• _The request_
Copy out all lines of the records in which the word "Phorum" appears.

[Dataset items]
** start **

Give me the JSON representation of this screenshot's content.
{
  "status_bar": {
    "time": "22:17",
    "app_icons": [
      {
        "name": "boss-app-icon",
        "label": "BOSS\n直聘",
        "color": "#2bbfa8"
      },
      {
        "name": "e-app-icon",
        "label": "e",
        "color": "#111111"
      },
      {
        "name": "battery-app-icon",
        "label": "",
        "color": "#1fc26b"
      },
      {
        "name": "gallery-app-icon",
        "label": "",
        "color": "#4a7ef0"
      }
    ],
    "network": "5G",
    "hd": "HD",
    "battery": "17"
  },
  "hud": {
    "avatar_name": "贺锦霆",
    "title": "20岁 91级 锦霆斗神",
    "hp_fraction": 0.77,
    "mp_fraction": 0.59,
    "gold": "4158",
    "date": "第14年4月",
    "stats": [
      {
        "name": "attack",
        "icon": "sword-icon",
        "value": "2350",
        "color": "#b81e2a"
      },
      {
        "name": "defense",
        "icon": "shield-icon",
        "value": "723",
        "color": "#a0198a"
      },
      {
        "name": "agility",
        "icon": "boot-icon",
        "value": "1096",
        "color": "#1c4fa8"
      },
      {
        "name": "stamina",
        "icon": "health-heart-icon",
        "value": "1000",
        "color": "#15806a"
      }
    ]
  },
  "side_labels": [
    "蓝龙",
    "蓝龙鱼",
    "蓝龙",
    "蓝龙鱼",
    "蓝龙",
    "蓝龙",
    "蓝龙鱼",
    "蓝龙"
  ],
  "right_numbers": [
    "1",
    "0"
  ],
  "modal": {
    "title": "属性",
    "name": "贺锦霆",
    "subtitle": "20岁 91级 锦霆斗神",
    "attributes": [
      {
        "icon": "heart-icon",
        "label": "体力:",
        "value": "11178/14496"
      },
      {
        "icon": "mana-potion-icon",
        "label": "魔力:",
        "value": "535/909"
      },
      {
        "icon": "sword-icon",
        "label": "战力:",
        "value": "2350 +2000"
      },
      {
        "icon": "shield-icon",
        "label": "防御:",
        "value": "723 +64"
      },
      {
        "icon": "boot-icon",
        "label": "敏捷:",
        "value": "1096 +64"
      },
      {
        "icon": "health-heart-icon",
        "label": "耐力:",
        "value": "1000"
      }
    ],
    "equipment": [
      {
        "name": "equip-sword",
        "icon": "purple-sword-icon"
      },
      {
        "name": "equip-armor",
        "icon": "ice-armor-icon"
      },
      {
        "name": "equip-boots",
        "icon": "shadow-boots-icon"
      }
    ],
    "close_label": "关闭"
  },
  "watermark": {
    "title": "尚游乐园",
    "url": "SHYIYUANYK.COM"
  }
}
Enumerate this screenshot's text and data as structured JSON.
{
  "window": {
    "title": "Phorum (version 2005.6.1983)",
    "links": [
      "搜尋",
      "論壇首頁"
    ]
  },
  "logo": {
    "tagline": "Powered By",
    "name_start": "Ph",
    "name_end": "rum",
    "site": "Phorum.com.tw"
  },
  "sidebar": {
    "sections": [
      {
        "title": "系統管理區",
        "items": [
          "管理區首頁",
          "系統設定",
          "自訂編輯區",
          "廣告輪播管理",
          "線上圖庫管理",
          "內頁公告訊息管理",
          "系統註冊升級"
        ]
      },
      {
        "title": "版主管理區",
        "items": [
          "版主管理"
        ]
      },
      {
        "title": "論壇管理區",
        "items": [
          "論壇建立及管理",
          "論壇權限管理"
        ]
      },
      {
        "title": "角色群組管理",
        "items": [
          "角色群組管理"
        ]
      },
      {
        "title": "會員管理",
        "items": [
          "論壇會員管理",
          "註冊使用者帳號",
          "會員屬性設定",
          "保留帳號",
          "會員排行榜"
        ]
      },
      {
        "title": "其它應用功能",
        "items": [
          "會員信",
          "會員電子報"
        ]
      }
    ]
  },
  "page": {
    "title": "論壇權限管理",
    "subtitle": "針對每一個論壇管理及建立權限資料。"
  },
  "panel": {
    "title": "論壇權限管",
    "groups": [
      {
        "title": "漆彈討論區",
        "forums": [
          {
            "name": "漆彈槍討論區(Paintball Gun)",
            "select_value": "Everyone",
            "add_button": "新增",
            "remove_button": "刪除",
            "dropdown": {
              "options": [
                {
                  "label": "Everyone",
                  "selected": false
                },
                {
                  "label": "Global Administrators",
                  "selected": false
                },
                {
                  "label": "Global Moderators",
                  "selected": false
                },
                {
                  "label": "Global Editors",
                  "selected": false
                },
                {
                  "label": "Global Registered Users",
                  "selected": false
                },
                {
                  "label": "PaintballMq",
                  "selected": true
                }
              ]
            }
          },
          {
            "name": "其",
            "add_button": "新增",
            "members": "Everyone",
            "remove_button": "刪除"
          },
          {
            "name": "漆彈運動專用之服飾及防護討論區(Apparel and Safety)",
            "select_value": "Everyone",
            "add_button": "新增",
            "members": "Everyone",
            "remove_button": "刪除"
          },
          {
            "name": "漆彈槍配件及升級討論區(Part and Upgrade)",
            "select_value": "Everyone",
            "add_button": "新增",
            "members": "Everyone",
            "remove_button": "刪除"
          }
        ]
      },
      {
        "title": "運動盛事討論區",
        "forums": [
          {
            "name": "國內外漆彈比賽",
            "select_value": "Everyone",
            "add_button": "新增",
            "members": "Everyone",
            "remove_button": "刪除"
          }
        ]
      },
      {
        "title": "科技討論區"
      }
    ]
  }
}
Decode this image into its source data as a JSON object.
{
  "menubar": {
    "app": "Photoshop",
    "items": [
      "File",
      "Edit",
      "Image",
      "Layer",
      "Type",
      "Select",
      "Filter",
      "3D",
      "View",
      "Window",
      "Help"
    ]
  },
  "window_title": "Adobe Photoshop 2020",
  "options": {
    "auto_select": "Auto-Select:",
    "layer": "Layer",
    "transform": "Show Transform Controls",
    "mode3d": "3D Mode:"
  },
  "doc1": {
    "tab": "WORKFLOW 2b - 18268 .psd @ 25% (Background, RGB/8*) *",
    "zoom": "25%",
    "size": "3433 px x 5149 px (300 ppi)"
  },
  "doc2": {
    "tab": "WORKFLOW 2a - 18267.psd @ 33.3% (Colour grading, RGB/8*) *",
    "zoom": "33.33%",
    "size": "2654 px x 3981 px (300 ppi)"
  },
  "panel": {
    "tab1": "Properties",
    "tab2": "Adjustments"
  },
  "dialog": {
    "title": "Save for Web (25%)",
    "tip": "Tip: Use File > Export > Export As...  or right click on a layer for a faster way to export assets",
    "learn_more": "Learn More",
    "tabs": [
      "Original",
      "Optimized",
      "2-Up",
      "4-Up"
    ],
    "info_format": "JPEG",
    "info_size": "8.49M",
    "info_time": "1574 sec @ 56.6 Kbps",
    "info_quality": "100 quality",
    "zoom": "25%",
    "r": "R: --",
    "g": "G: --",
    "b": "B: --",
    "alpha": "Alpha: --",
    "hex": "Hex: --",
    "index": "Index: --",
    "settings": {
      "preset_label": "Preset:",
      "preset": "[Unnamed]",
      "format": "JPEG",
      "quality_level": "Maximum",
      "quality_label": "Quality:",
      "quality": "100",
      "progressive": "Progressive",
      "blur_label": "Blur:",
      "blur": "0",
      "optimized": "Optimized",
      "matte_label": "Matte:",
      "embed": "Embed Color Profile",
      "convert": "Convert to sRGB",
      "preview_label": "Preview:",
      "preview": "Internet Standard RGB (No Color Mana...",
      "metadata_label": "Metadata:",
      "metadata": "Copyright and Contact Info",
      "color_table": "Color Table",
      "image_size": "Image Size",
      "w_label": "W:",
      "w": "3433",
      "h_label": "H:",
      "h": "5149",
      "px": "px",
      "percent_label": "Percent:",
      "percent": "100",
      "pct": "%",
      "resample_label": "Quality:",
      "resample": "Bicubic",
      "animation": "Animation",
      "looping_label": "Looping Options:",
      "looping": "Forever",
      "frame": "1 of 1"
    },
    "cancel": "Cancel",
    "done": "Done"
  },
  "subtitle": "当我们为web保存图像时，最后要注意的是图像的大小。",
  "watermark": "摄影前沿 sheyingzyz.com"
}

** end **

• _Response to this exercise_
    "title": "Phorum (version 2005.6.1983)",
    "site": "Phorum.com.tw"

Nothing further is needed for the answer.